EXERCISE DIRECTIONS:
Using the entries below, quote exactly the span of lines that begins with the line containing "Type out the text in this image." and ends with the final line.

-- BEGIN --

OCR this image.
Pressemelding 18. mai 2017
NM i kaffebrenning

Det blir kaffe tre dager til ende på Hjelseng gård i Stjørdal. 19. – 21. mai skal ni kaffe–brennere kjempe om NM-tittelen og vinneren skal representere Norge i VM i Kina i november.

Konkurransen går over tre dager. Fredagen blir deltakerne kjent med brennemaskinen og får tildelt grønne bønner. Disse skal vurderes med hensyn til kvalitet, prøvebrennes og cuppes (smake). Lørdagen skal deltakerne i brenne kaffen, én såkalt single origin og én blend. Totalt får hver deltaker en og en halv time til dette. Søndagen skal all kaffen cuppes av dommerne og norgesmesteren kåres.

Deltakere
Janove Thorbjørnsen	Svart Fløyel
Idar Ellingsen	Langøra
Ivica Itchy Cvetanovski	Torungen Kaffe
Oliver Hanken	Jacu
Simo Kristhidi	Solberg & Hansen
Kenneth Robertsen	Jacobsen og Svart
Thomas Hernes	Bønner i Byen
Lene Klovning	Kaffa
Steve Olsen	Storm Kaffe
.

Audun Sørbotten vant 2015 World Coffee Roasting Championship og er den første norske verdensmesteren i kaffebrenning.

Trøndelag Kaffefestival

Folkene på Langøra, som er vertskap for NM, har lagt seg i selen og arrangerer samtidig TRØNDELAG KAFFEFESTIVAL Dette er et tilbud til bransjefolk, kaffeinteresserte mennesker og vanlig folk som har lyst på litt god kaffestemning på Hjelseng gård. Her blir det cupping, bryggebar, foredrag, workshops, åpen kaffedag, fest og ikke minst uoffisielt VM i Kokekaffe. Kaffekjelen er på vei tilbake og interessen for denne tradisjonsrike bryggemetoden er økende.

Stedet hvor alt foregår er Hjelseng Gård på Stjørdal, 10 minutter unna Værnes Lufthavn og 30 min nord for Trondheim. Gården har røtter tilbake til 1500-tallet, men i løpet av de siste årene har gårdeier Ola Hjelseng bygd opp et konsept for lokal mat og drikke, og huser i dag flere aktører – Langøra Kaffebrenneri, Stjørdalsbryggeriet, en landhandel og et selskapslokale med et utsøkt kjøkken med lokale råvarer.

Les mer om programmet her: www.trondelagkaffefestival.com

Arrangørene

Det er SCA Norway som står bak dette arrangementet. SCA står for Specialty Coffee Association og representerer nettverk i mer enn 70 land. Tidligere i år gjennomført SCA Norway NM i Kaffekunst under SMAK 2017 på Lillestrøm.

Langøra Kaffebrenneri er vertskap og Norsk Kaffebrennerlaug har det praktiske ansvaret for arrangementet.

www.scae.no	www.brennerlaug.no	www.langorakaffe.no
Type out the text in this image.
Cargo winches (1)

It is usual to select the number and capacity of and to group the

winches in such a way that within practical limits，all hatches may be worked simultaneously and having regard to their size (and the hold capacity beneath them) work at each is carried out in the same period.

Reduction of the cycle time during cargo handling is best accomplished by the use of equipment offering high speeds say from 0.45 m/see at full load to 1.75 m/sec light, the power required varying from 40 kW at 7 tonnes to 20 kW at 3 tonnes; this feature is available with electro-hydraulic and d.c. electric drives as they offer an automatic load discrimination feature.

-- END --

ANSWER TO THIS PROBLEM:
Type out the text in this image.
Cargo winches (1)

It is usual to select the number and capacity of and to group the

winches in such a way that within practical limits，all hatches may be worked simultaneously and having regard to their size (and the hold capacity beneath them) work at each is carried out in the same period.

Reduction of the cycle time during cargo handling is best accomplished by the use of equipment offering high speeds say from 0.45 m/see at full load to 1.75 m/sec light, the power required varying from 40 kW at 7 tonnes to 20 kW at 3 tonnes; this feature is available with electro-hydraulic and d.c. electric drives as they offer an automatic load discrimination feature.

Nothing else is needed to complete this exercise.